## What you will do
Copy out every record below exactly as written, but leave out any pictures.

(Records from a dataset)
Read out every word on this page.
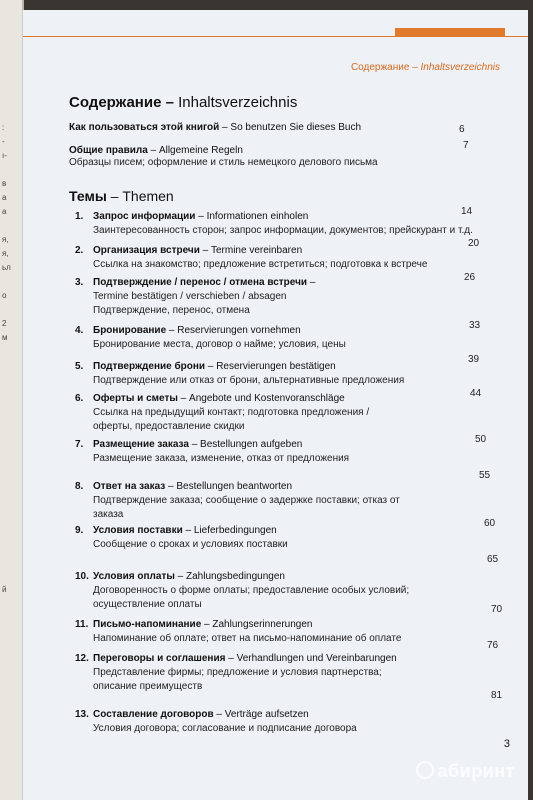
:
-
ı-
в
а
а
я,
я,
ьл
о
2
м
й
Содержание – Inhaltsverzeichnis
Содержание – Inhaltsverzeichnis
Как пользоваться этой книгой – So benutzen Sie dieses Buch	6
Общие правила – Allgemeine Regeln
Образцы писем; оформление и стиль немецкого делового письма
7
Темы – Themen
1. Запрос информации – Informationen einholen
Заинтересованность сторон; запрос информации, документов; прейскурант и т.д.
14
2. Организация встречи – Termine vereinbaren
Ссылка на знакомство; предложение встретиться; подготовка к встрече
20
3. Подтверждение / перенос / отмена встречи –
Termine bestätigen / verschieben / absagen
Подтверждение, перенос, отмена
26
4. Бронирование – Reservierungen vornehmen
Бронирование места, договор о найме; условия, цены
33
5. Подтверждение брони – Reservierungen bestätigen
Подтверждение или отказ от брони, альтернативные предложения
39
6. Оферты и сметы – Angebote und Kostenvoranschläge
Ссылка на предыдущий контакт; подготовка предложения /
оферты, предоставление скидки
44
7. Размещение заказа – Bestellungen aufgeben
Размещение заказа, изменение, отказ от предложения
50
8. Ответ на заказ – Bestellungen beantworten
Подтверждение заказа; сообщение о задержке поставки; отказ от
заказа
55
9. Условия поставки – Lieferbedingungen
Сообщение о сроках и условиях поставки
60
10. Условия оплаты – Zahlungsbedingungen
Договоренность о форме оплаты; предоставление особых условий;
осуществление оплаты
65
11. Письмо-напоминание – Zahlungserinnerungen
Напоминание об оплате; ответ на письмо-напоминание об оплате
70
12. Переговоры и соглашения – Verhandlungen und Vereinbarungen
Представление фирмы; предложение и условия партнерства;
описание преимуществ
76
13. Составление договоров – Verträge aufsetzen
Условия договора; согласование и подписание договора
81
3
абиринт
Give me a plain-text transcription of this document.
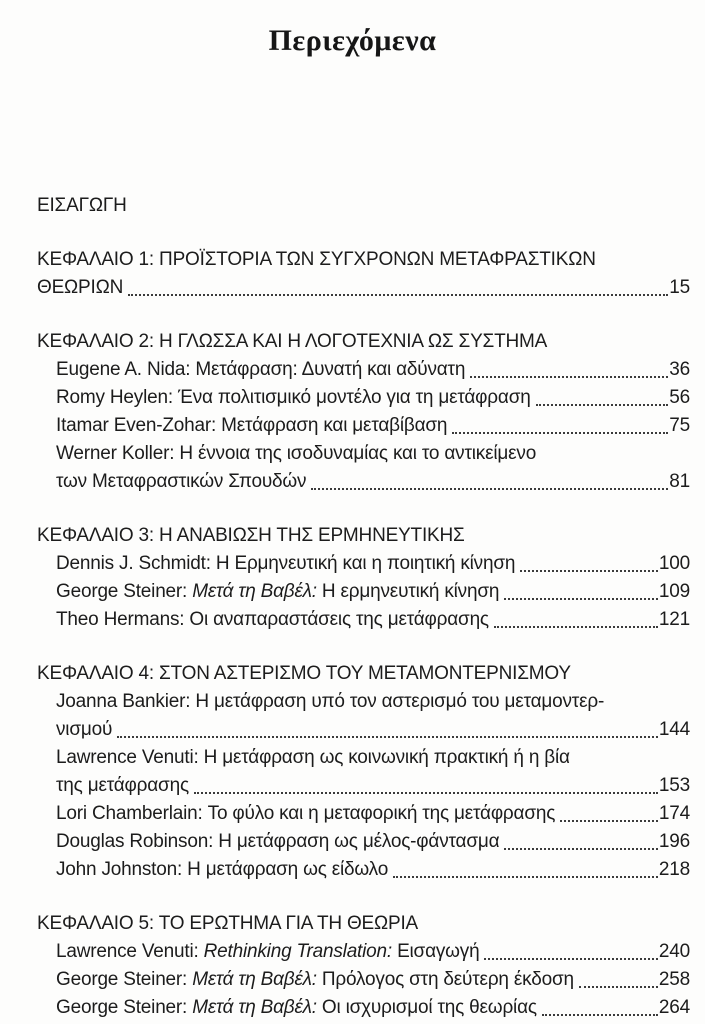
Περιεχόμενα
ΕΙΣΑΓΩΓΗ
ΚΕΦΑΛΑΙΟ 1: ΠΡΟΪΣΤΟΡΙΑ ΤΩΝ ΣΥΓΧΡΟΝΩΝ ΜΕΤΑΦΡΑΣΤΙΚΩΝ
ΘΕΩΡΙΩΝ	15
ΚΕΦΑΛΑΙΟ 2: Η ΓΛΩΣΣΑ ΚΑΙ Η ΛΟΓΟΤΕΧΝΙΑ ΩΣ ΣΥΣΤΗΜΑ
Eugene A. Nida: Μετάφραση: Δυνατή και αδύνατη	36
Romy Heylen: Ένα πολιτισμικό μοντέλο για τη μετάφραση	56
Itamar Even-Zohar: Μετάφραση και μεταβίβαση	75
Werner Koller: Η έννοια της ισοδυναμίας και το αντικείμενο
των Μεταφραστικών Σπουδών	81
ΚΕΦΑΛΑΙΟ 3: Η ΑΝΑΒΙΩΣΗ ΤΗΣ ΕΡΜΗΝΕΥΤΙΚΗΣ
Dennis J. Schmidt: Η Ερμηνευτική και η ποιητική κίνηση	100
George Steiner: Μετά τη Βαβέλ: Η ερμηνευτική κίνηση	109
Theo Hermans: Οι αναπαραστάσεις της μετάφρασης	121
ΚΕΦΑΛΑΙΟ 4: ΣΤΟΝ ΑΣΤΕΡΙΣΜΟ ΤΟΥ ΜΕΤΑΜΟΝΤΕΡΝΙΣΜΟΥ
Joanna Bankier: Η μετάφραση υπό τον αστερισμό του μεταμοντερ-
νισμού	144
Lawrence Venuti: Η μετάφραση ως κοινωνική πρακτική ή η βία
της μετάφρασης	153
Lori Chamberlain: Το φύλο και η μεταφορική της μετάφρασης	174
Douglas Robinson: Η μετάφραση ως μέλος-φάντασμα	196
John Johnston: Η μετάφραση ως είδωλο	218
ΚΕΦΑΛΑΙΟ 5: ΤΟ ΕΡΩΤΗΜΑ ΓΙΑ ΤΗ ΘΕΩΡΙΑ
Lawrence Venuti: Rethinking Translation: Εισαγωγή	240
George Steiner: Μετά τη Βαβέλ: Πρόλογος στη δεύτερη έκδοση	258
George Steiner: Μετά τη Βαβέλ: Οι ισχυρισμοί της θεωρίας	264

## Exercise solution
Read out every word on this page.
:
-
ı-
в
а
а
я,
я,
ьл
о
2
м
й
Содержание – Inhaltsverzeichnis
Содержание – Inhaltsverzeichnis
Как пользоваться этой книгой – So benutzen Sie dieses Buch	6
Общие правила – Allgemeine Regeln
Образцы писем; оформление и стиль немецкого делового письма
7
Темы – Themen
1. Запрос информации – Informationen einholen
Заинтересованность сторон; запрос информации, документов; прейскурант и т.д.
14
2. Организация встречи – Termine vereinbaren
Ссылка на знакомство; предложение встретиться; подготовка к встрече
20
3. Подтверждение / перенос / отмена встречи –
Termine bestätigen / verschieben / absagen
Подтверждение, перенос, отмена
26
4. Бронирование – Reservierungen vornehmen
Бронирование места, договор о найме; условия, цены
33
5. Подтверждение брони – Reservierungen bestätigen
Подтверждение или отказ от брони, альтернативные предложения
39
6. Оферты и сметы – Angebote und Kostenvoranschläge
Ссылка на предыдущий контакт; подготовка предложения /
оферты, предоставление скидки
44
7. Размещение заказа – Bestellungen aufgeben
Размещение заказа, изменение, отказ от предложения
50
8. Ответ на заказ – Bestellungen beantworten
Подтверждение заказа; сообщение о задержке поставки; отказ от
заказа
55
9. Условия поставки – Lieferbedingungen
Сообщение о сроках и условиях поставки
60
10. Условия оплаты – Zahlungsbedingungen
Договоренность о форме оплаты; предоставление особых условий;
осуществление оплаты
65
11. Письмо-напоминание – Zahlungserinnerungen
Напоминание об оплате; ответ на письмо-напоминание об оплате
70
12. Переговоры и соглашения – Verhandlungen und Vereinbarungen
Представление фирмы; предложение и условия партнерства;
описание преимуществ
76
13. Составление договоров – Verträge aufsetzen
Условия договора; согласование и подписание договора
81
3
абиринт
Give me a plain-text transcription of this document.
Περιεχόμενα
ΕΙΣΑΓΩΓΗ
ΚΕΦΑΛΑΙΟ 1: ΠΡΟΪΣΤΟΡΙΑ ΤΩΝ ΣΥΓΧΡΟΝΩΝ ΜΕΤΑΦΡΑΣΤΙΚΩΝ
ΘΕΩΡΙΩΝ	15
ΚΕΦΑΛΑΙΟ 2: Η ΓΛΩΣΣΑ ΚΑΙ Η ΛΟΓΟΤΕΧΝΙΑ ΩΣ ΣΥΣΤΗΜΑ
Eugene A. Nida: Μετάφραση: Δυνατή και αδύνατη	36
Romy Heylen: Ένα πολιτισμικό μοντέλο για τη μετάφραση	56
Itamar Even-Zohar: Μετάφραση και μεταβίβαση	75
Werner Koller: Η έννοια της ισοδυναμίας και το αντικείμενο
των Μεταφραστικών Σπουδών	81
ΚΕΦΑΛΑΙΟ 3: Η ΑΝΑΒΙΩΣΗ ΤΗΣ ΕΡΜΗΝΕΥΤΙΚΗΣ
Dennis J. Schmidt: Η Ερμηνευτική και η ποιητική κίνηση	100
George Steiner: Μετά τη Βαβέλ: Η ερμηνευτική κίνηση	109
Theo Hermans: Οι αναπαραστάσεις της μετάφρασης	121
ΚΕΦΑΛΑΙΟ 4: ΣΤΟΝ ΑΣΤΕΡΙΣΜΟ ΤΟΥ ΜΕΤΑΜΟΝΤΕΡΝΙΣΜΟΥ
Joanna Bankier: Η μετάφραση υπό τον αστερισμό του μεταμοντερ-
νισμού	144
Lawrence Venuti: Η μετάφραση ως κοινωνική πρακτική ή η βία
της μετάφρασης	153
Lori Chamberlain: Το φύλο και η μεταφορική της μετάφρασης	174
Douglas Robinson: Η μετάφραση ως μέλος-φάντασμα	196
John Johnston: Η μετάφραση ως είδωλο	218
ΚΕΦΑΛΑΙΟ 5: ΤΟ ΕΡΩΤΗΜΑ ΓΙΑ ΤΗ ΘΕΩΡΙΑ
Lawrence Venuti: Rethinking Translation: Εισαγωγή	240
George Steiner: Μετά τη Βαβέλ: Πρόλογος στη δεύτερη έκδοση	258
George Steiner: Μετά τη Βαβέλ: Οι ισχυρισμοί της θεωρίας	264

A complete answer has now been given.